▸ **WHAT THIS TASK INVOLVES**: Print, exactly and completely, every entry in the data.

▸ **GIVEN DATA**:
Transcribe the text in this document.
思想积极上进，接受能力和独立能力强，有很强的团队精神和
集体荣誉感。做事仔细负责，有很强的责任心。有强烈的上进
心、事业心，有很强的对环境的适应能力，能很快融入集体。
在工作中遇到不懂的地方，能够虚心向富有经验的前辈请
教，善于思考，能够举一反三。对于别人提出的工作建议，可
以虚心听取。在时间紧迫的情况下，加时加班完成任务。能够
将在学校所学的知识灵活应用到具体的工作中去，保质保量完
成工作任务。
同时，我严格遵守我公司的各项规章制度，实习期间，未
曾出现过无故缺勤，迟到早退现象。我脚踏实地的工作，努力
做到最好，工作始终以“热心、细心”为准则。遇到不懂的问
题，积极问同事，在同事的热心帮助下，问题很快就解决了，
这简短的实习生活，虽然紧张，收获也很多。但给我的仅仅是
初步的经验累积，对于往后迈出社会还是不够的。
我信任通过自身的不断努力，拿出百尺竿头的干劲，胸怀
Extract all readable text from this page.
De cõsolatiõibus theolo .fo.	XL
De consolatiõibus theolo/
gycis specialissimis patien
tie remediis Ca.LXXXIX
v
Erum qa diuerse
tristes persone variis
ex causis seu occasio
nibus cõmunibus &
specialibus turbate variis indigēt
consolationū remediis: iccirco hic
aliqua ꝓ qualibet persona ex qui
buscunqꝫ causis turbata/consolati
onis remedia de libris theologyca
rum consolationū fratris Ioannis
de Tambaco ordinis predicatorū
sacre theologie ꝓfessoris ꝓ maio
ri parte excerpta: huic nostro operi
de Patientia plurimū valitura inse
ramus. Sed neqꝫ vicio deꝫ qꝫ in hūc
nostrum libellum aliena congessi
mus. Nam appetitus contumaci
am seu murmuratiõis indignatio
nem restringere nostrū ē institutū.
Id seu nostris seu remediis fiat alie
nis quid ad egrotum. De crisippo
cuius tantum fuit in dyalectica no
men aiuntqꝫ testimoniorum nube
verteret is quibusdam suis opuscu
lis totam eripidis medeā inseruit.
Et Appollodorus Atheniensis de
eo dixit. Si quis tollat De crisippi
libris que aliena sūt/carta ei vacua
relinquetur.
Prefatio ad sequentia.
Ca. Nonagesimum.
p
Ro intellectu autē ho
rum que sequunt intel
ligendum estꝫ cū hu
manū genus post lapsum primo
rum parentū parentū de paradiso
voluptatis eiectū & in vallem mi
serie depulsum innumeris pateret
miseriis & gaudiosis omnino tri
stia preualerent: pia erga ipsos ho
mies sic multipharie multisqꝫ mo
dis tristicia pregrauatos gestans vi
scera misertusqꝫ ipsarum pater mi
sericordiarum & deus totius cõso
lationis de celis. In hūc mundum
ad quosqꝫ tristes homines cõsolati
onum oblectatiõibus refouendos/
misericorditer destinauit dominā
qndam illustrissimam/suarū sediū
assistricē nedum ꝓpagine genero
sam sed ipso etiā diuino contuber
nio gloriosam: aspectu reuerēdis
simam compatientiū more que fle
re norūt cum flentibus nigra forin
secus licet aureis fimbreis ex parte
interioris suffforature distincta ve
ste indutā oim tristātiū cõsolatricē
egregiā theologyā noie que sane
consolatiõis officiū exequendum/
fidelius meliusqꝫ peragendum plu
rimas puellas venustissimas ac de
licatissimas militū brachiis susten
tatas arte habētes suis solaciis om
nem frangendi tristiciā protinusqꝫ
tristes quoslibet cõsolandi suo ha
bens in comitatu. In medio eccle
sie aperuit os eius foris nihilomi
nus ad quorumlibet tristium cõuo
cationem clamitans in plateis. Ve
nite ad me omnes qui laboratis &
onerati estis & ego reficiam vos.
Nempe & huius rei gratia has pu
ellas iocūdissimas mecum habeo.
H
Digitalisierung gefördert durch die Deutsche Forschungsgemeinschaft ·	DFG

▸ **EXPECTED ANSWER**:
Transcribe the text in this document.
思想积极上进，接受能力和独立能力强，有很强的团队精神和
集体荣誉感。做事仔细负责，有很强的责任心。有强烈的上进
心、事业心，有很强的对环境的适应能力，能很快融入集体。
在工作中遇到不懂的地方，能够虚心向富有经验的前辈请
教，善于思考，能够举一反三。对于别人提出的工作建议，可
以虚心听取。在时间紧迫的情况下，加时加班完成任务。能够
将在学校所学的知识灵活应用到具体的工作中去，保质保量完
成工作任务。
同时，我严格遵守我公司的各项规章制度，实习期间，未
曾出现过无故缺勤，迟到早退现象。我脚踏实地的工作，努力
做到最好，工作始终以“热心、细心”为准则。遇到不懂的问
题，积极问同事，在同事的热心帮助下，问题很快就解决了，
这简短的实习生活，虽然紧张，收获也很多。但给我的仅仅是
初步的经验累积，对于往后迈出社会还是不够的。
我信任通过自身的不断努力，拿出百尺竿头的干劲，胸怀
Extract all readable text from this page.
De cõsolatiõibus theolo .fo.	XL
De consolatiõibus theolo/
gycis specialissimis patien
tie remediis Ca.LXXXIX
v
Erum qa diuerse
tristes persone variis
ex causis seu occasio
nibus cõmunibus &
specialibus turbate variis indigēt
consolationū remediis: iccirco hic
aliqua ꝓ qualibet persona ex qui
buscunqꝫ causis turbata/consolati
onis remedia de libris theologyca
rum consolationū fratris Ioannis
de Tambaco ordinis predicatorū
sacre theologie ꝓfessoris ꝓ maio
ri parte excerpta: huic nostro operi
de Patientia plurimū valitura inse
ramus. Sed neqꝫ vicio deꝫ qꝫ in hūc
nostrum libellum aliena congessi
mus. Nam appetitus contumaci
am seu murmuratiõis indignatio
nem restringere nostrū ē institutū.
Id seu nostris seu remediis fiat alie
nis quid ad egrotum. De crisippo
cuius tantum fuit in dyalectica no
men aiuntqꝫ testimoniorum nube
verteret is quibusdam suis opuscu
lis totam eripidis medeā inseruit.
Et Appollodorus Atheniensis de
eo dixit. Si quis tollat De crisippi
libris que aliena sūt/carta ei vacua
relinquetur.
Prefatio ad sequentia.
Ca. Nonagesimum.
p
Ro intellectu autē ho
rum que sequunt intel
ligendum estꝫ cū hu
manū genus post lapsum primo
rum parentū parentū de paradiso
voluptatis eiectū & in vallem mi
serie depulsum innumeris pateret
miseriis & gaudiosis omnino tri
stia preualerent: pia erga ipsos ho
mies sic multipharie multisqꝫ mo
dis tristicia pregrauatos gestans vi
scera misertusqꝫ ipsarum pater mi
sericordiarum & deus totius cõso
lationis de celis. In hūc mundum
ad quosqꝫ tristes homines cõsolati
onum oblectatiõibus refouendos/
misericorditer destinauit dominā
qndam illustrissimam/suarū sediū
assistricē nedum ꝓpagine genero
sam sed ipso etiā diuino contuber
nio gloriosam: aspectu reuerēdis
simam compatientiū more que fle
re norūt cum flentibus nigra forin
secus licet aureis fimbreis ex parte
interioris suffforature distincta ve
ste indutā oim tristātiū cõsolatricē
egregiā theologyā noie que sane
consolatiõis officiū exequendum/
fidelius meliusqꝫ peragendum plu
rimas puellas venustissimas ac de
licatissimas militū brachiis susten
tatas arte habētes suis solaciis om
nem frangendi tristiciā protinusqꝫ
tristes quoslibet cõsolandi suo ha
bens in comitatu. In medio eccle
sie aperuit os eius foris nihilomi
nus ad quorumlibet tristium cõuo
cationem clamitans in plateis. Ve
nite ad me omnes qui laboratis &
onerati estis & ego reficiam vos.
Nempe & huius rei gratia has pu
ellas iocūdissimas mecum habeo.
H
Digitalisierung gefördert durch die Deutsche Forschungsgemeinschaft ·	DFG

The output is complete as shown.